** Written exercise **
Pick out each line containing the string "this" and copy it.

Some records
====================
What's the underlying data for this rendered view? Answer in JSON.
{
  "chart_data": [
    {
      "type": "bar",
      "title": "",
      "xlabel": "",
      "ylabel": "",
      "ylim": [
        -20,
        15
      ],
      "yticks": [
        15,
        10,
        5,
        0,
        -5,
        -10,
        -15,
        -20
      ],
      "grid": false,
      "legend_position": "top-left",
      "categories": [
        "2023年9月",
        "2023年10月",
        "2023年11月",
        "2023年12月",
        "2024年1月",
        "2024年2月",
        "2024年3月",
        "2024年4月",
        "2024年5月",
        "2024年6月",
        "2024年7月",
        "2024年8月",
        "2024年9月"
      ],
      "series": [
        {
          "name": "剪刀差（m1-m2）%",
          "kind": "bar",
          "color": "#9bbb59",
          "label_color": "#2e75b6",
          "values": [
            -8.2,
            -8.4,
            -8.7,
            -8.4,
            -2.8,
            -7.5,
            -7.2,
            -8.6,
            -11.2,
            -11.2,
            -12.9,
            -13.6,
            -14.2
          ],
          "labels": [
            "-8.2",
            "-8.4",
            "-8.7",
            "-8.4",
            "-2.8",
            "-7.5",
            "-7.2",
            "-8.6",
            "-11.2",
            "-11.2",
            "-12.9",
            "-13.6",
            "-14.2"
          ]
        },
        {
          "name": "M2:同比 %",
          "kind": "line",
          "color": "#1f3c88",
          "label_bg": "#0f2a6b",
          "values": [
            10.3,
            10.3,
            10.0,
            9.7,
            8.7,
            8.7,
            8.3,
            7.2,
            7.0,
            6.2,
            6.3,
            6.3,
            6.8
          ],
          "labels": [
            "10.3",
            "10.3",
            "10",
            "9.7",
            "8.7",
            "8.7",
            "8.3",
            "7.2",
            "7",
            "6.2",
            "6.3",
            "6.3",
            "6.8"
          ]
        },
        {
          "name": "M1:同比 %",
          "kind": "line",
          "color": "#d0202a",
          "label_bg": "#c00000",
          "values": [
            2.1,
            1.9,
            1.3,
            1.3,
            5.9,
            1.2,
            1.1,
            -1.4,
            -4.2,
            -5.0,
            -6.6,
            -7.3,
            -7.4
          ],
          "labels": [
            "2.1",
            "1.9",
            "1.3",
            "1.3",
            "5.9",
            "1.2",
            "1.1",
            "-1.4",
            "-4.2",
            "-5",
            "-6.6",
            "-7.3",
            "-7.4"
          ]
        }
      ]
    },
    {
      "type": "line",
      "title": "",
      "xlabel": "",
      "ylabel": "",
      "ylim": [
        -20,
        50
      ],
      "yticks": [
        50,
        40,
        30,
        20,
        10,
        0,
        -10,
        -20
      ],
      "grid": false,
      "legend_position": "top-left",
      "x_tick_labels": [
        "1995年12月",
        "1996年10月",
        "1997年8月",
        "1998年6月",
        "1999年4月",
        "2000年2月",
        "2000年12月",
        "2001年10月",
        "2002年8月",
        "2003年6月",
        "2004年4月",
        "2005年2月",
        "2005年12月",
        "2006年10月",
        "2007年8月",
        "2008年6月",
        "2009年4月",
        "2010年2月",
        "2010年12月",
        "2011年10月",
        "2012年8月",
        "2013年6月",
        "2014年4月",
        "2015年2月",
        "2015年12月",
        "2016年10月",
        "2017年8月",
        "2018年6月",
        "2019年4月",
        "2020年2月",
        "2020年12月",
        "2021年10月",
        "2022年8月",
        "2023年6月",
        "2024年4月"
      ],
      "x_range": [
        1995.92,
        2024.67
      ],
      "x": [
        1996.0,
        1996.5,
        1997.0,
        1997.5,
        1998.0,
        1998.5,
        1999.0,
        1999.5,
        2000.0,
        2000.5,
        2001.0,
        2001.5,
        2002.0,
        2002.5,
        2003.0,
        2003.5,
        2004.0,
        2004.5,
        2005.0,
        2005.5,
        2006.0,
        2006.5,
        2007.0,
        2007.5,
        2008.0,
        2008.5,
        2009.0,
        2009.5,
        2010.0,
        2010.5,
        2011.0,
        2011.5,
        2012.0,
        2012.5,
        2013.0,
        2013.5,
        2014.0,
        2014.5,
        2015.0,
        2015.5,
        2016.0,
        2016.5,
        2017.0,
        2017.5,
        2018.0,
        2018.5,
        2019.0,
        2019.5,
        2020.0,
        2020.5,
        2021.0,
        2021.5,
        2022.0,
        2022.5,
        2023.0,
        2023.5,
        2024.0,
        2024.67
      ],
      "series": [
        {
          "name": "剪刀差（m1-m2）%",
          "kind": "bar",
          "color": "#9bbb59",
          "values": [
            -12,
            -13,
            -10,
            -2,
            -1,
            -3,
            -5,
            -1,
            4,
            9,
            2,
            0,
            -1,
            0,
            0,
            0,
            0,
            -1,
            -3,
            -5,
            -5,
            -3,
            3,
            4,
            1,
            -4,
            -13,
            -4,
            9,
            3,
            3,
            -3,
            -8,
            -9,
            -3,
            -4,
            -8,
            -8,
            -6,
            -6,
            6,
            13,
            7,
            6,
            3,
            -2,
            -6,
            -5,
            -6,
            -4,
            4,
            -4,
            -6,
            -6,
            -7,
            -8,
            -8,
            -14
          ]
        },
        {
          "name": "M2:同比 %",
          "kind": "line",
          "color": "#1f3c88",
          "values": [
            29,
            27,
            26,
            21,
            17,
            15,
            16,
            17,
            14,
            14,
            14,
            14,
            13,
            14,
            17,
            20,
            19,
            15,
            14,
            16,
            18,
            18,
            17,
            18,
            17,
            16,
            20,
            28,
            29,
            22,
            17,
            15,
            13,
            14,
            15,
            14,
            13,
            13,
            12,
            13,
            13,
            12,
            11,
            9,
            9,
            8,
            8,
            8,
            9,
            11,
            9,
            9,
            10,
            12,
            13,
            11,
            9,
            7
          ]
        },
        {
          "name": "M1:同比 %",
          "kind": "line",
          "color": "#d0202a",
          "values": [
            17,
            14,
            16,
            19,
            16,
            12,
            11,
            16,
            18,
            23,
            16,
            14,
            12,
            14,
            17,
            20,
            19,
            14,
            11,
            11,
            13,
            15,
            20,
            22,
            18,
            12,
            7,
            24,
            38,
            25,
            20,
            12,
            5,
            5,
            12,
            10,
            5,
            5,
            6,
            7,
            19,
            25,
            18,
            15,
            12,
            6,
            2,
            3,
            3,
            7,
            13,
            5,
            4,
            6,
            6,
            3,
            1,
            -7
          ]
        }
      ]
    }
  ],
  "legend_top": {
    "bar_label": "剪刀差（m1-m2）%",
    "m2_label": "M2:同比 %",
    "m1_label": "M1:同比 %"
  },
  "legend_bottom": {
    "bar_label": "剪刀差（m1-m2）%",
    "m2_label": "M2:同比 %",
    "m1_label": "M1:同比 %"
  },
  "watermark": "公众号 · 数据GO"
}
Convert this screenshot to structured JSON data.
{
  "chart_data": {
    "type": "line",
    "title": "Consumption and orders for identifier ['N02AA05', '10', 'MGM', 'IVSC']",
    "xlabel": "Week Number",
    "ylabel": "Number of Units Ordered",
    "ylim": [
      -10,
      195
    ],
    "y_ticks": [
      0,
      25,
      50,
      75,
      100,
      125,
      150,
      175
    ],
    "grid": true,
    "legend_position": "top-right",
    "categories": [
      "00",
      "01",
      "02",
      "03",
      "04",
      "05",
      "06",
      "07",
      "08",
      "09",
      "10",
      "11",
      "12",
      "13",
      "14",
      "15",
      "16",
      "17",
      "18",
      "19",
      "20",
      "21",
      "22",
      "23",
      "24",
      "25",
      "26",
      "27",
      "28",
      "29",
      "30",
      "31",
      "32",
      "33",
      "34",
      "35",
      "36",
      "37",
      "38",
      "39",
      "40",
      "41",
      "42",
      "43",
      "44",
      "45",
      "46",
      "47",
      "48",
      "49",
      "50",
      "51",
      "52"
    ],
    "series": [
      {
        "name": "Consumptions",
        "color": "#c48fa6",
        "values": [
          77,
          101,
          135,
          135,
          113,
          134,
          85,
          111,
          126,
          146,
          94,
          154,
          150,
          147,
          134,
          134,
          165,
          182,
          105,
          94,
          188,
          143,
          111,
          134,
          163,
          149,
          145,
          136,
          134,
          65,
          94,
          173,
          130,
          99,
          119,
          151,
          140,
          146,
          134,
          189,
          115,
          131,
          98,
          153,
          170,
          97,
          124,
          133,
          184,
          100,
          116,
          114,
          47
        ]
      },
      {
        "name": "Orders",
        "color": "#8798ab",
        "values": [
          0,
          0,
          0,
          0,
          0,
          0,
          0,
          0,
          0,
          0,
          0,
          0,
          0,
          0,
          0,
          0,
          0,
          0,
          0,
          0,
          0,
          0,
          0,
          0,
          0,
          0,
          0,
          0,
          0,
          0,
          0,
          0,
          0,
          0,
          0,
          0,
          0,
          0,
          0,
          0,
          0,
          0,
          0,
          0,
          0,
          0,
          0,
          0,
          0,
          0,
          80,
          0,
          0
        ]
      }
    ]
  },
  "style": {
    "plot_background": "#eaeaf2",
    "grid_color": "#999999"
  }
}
====================
** Output below **
What's the underlying data for this rendered view? Answer in JSON.
Convert this screenshot to structured JSON data.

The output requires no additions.